Among the lines below, count those with "الثانى". Give only the number.

Stored items from a collection:
****

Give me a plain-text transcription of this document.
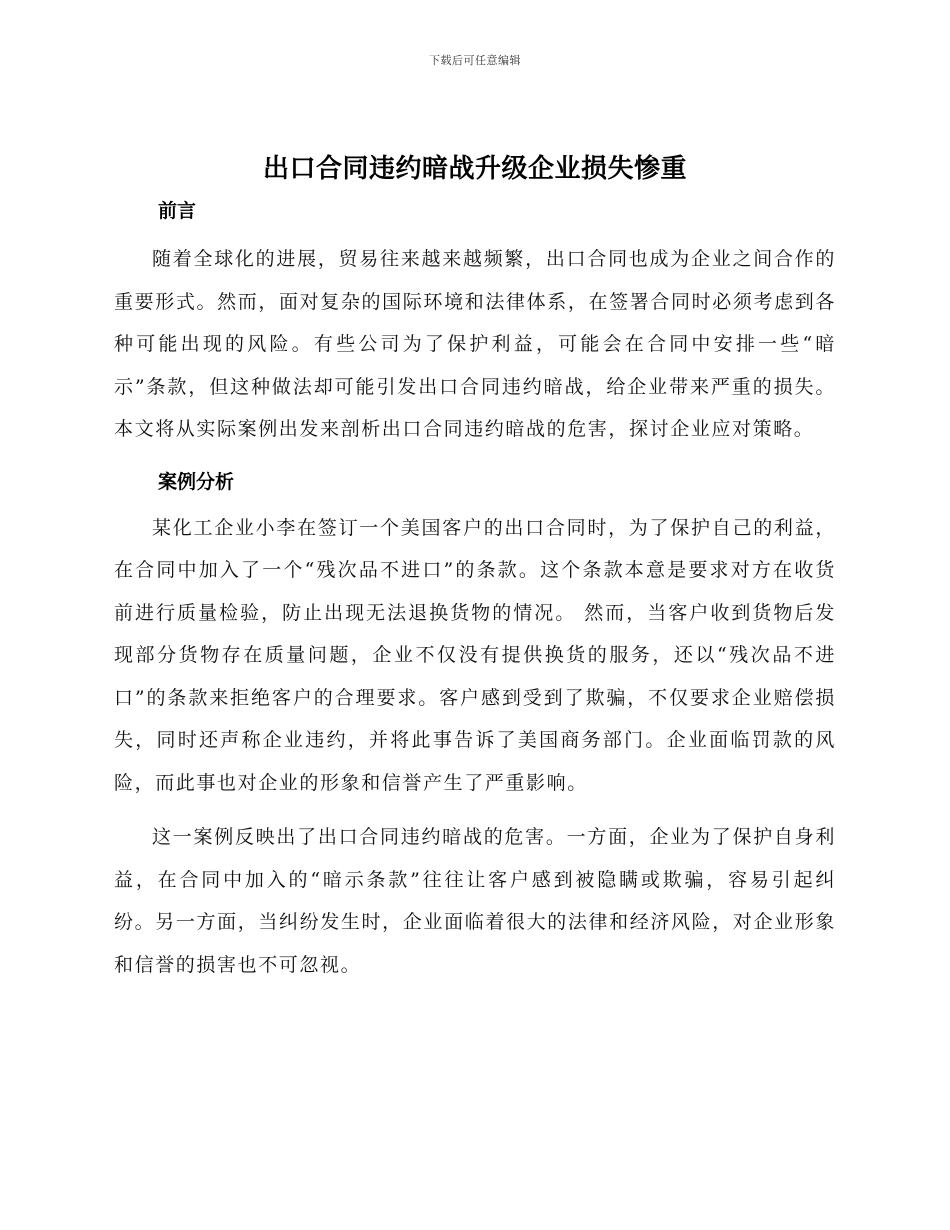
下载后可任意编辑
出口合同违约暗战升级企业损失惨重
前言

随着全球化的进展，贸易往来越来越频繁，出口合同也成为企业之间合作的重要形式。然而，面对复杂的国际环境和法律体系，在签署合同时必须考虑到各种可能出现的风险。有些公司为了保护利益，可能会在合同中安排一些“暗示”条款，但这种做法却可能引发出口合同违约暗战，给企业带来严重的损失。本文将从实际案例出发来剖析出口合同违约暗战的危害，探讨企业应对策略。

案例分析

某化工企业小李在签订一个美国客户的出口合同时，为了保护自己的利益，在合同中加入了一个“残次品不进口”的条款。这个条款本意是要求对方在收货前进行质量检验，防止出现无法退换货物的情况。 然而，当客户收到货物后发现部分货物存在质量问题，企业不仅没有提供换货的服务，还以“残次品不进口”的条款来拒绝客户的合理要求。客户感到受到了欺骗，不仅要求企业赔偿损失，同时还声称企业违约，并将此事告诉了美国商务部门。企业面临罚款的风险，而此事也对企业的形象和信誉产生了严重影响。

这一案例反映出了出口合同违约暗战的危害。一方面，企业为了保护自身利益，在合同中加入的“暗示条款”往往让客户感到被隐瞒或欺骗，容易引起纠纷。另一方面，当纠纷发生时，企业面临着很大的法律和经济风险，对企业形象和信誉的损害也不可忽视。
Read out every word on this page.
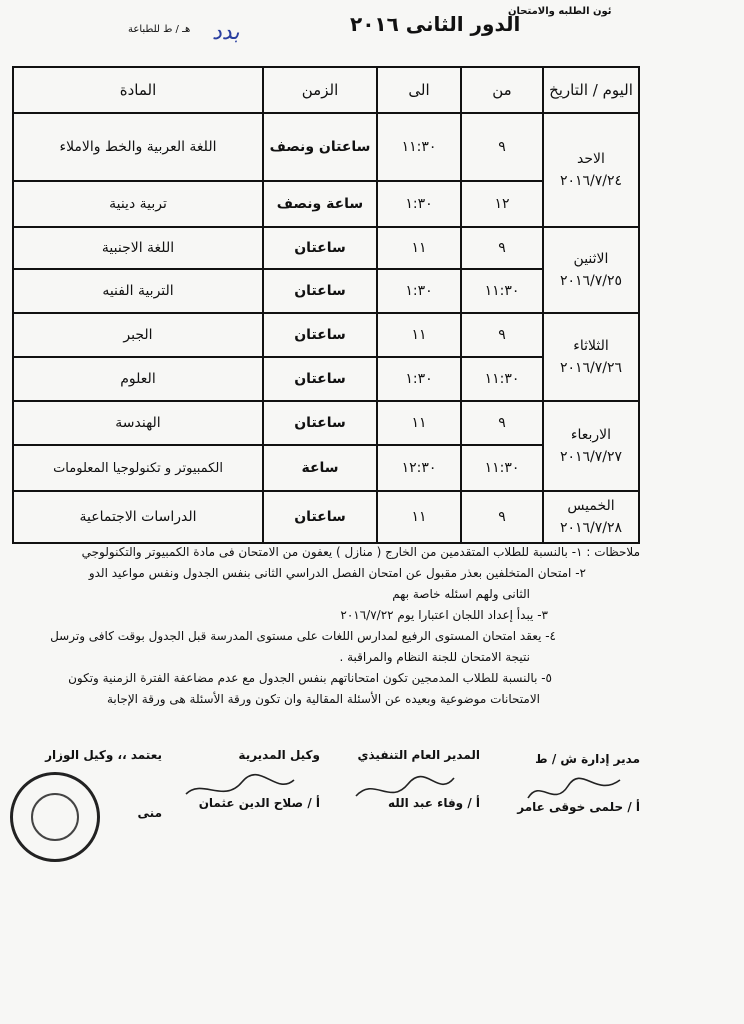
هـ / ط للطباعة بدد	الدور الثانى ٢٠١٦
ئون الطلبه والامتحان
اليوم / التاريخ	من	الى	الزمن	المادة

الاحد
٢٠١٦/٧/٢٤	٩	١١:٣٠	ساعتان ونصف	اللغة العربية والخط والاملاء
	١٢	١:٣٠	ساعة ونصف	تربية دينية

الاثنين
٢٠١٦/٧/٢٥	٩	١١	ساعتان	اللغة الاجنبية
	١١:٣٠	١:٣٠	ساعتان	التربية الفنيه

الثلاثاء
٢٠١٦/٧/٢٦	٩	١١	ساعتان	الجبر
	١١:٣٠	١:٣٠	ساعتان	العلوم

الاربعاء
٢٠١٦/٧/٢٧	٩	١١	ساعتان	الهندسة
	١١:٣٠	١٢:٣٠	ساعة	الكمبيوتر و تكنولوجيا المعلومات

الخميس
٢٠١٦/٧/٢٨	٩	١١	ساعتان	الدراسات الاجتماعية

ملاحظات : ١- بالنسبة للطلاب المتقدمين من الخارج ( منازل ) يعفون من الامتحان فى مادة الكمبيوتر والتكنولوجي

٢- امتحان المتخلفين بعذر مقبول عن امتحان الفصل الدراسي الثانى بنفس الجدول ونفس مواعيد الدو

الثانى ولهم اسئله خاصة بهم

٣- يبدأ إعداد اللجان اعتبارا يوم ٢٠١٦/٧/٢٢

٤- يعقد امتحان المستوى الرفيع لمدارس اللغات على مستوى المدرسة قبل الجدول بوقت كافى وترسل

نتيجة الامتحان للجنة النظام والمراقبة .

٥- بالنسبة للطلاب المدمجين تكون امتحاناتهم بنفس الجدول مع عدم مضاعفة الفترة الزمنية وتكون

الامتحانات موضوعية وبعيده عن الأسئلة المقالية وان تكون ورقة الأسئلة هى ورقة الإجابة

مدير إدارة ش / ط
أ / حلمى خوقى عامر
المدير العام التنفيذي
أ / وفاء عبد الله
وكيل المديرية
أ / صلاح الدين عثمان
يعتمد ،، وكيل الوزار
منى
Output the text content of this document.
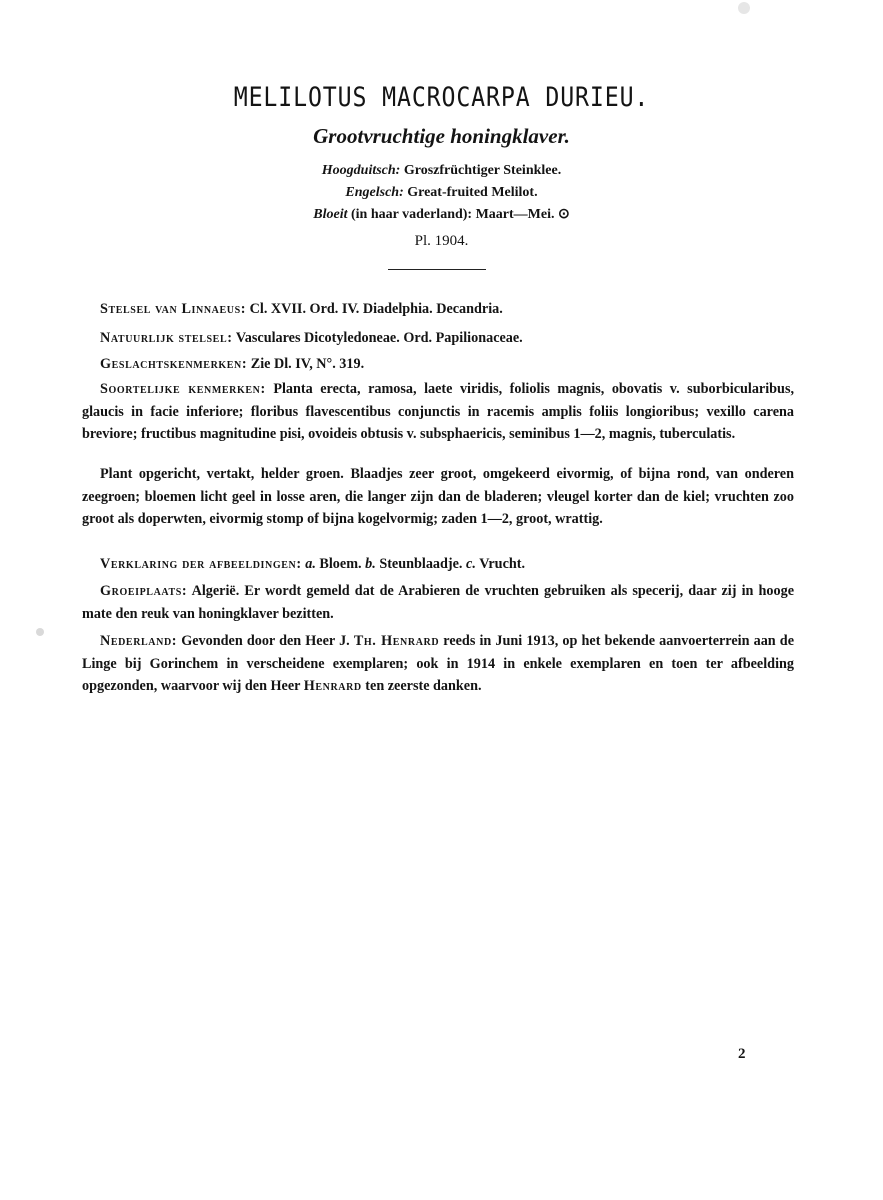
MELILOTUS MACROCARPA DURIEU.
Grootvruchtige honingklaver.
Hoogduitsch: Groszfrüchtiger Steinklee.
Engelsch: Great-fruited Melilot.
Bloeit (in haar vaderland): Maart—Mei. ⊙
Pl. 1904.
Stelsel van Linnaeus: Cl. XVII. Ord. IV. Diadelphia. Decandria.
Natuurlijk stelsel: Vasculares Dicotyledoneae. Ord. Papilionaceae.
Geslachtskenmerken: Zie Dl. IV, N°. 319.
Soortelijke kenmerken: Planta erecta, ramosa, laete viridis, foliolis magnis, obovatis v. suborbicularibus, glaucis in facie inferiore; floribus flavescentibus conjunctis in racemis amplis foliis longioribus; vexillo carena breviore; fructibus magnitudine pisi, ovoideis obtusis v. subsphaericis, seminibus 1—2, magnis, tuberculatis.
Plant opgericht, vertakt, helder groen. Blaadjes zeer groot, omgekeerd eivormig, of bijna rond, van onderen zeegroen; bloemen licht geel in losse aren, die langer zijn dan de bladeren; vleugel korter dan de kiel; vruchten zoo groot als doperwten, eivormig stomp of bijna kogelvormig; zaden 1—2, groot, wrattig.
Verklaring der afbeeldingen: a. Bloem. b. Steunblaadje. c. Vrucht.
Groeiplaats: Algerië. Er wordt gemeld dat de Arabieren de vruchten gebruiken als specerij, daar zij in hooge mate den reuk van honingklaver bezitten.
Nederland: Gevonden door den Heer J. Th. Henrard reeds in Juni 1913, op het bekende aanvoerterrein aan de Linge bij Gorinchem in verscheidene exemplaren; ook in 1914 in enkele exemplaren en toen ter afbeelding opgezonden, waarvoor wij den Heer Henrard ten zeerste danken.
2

****

Full solution:
3